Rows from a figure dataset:
____

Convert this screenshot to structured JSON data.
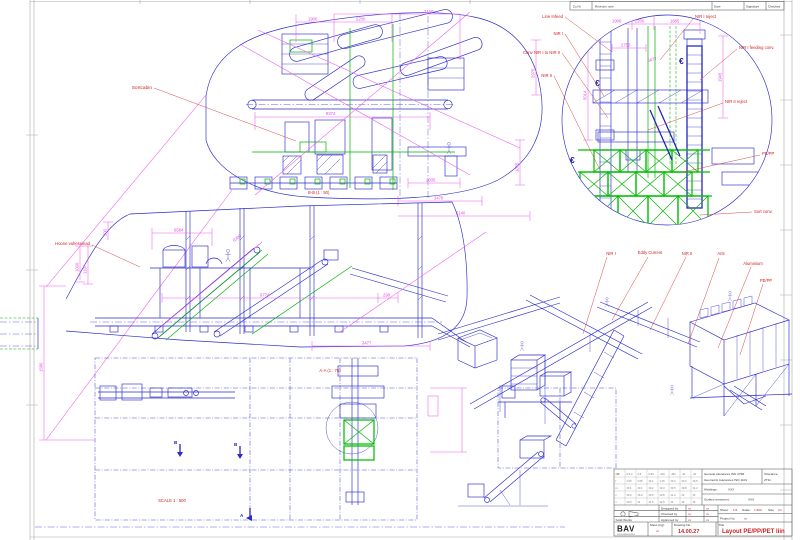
{
  "revision_table": {
    "headers": [
      "Zu.Nr",
      "Revision note",
      "Date",
      "Signature",
      "Checked"
    ]
  },
  "plan_view": {
    "callout_sortcabin": "Sortcabin",
    "section_bb": "B-B (1 : 50)",
    "dims": {
      "d1900": "1900",
      "d2200": "2200",
      "d7150": "7150",
      "d8374": "8374",
      "d2605": "2605",
      "d3478": "3478",
      "d5140": "5140",
      "d2975": "2975",
      "d1075": "1075"
    }
  },
  "detail_view": {
    "callouts": {
      "line_infeed": "Line Infeed",
      "nir1": "NIR I",
      "conv": "Conv NIR I to NIR II",
      "nir2": "NIR II",
      "nir1_reject": "NIR I reject",
      "nir1_feeding": "NIR I feeding conv.",
      "nir2_reject": "NIR II reject",
      "pepp": "PE/PP",
      "sort_conv": "Sort conv."
    },
    "dims": {
      "d1900": "1900",
      "d2200": "2200",
      "d1685": "1685",
      "d2750": "2750",
      "d5677": "5677",
      "d1945": "1945",
      "d5014": "5014"
    },
    "centroid_symbol": "€"
  },
  "side_view": {
    "callout": "Hoone vaheseinad",
    "dims": {
      "d6584": "6584",
      "d6300": "6300",
      "d9774": "9774",
      "d298": "298",
      "d3477": "3477",
      "d300": "300",
      "d1000": "1000",
      "d1197": "1197"
    }
  },
  "bottom_plan": {
    "section_aa": "A-A (1 : 75)",
    "scale_label": "SCALE 1 : 500",
    "marker_a": "A",
    "marker_b": "B"
  },
  "left_dim": {
    "value": "1580"
  },
  "iso_view": {
    "labels": {
      "nir1": "NIR I",
      "eddy": "Eddy Current",
      "nir2": "NIR II",
      "anti": "Anti",
      "alu": "Aluminium",
      "pepp": "PE/PP"
    }
  },
  "title_block": {
    "general_tol1": "General tolerances ISO 2768",
    "general_tol2": "Geometric tolerances ISO 1101",
    "tolerance_label": "Tolerance:",
    "tolerance_value": "2T11",
    "weldings_label": "Weldings:",
    "surface_label": "Surface treatment:",
    "xxx": "XXX",
    "designed_label": "Designed by",
    "checked_label": "Checked by",
    "approved_label": "Approved by",
    "xx": "xx",
    "sheet_label": "Sheet",
    "sheet_value": "1/3",
    "scale_label": "Scale:",
    "scale_value": "1:500",
    "size_label": "Size",
    "size_value": "A1",
    "project_label": "Project No.",
    "logo": "BAV",
    "logo_sub": "ENGINEERING",
    "solidworks": "Solid Works",
    "mass_label": "Mass (kg):",
    "drawing_no_label": "Drawing No.",
    "drawing_no_value": "14.00.27",
    "title_label": "Title",
    "title_value": "Layout PE/PP/PET liin",
    "tol_grid": [
      [
        "mm",
        "0.5-3",
        "3-6",
        "6-30",
        "-120",
        "-400",
        "-1k",
        "-2k"
      ],
      [
        "f",
        "±.05",
        "±.05",
        "±0.1",
        "±.15",
        "±0.2",
        "±0.3",
        "±0.5"
      ],
      [
        "m",
        "±0.1",
        "±0.1",
        "±0.2",
        "±0.3",
        "±0.5",
        "±0.8",
        "±1.2"
      ],
      [
        "c",
        "±0.2",
        "±0.3",
        "±0.5",
        "±0.8",
        "±1.2",
        "±2",
        "±3"
      ],
      [
        "v",
        "±0.5",
        "±1",
        "±1.5",
        "±2.5",
        "±4",
        "±6",
        "±8"
      ]
    ]
  }
}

____

- _Problem description_: Search the entries for the word "reject", then list each line that holds it.

- _Correct output_:
      "nir1_reject": "NIR I reject",
      "nir2_reject": "NIR II reject",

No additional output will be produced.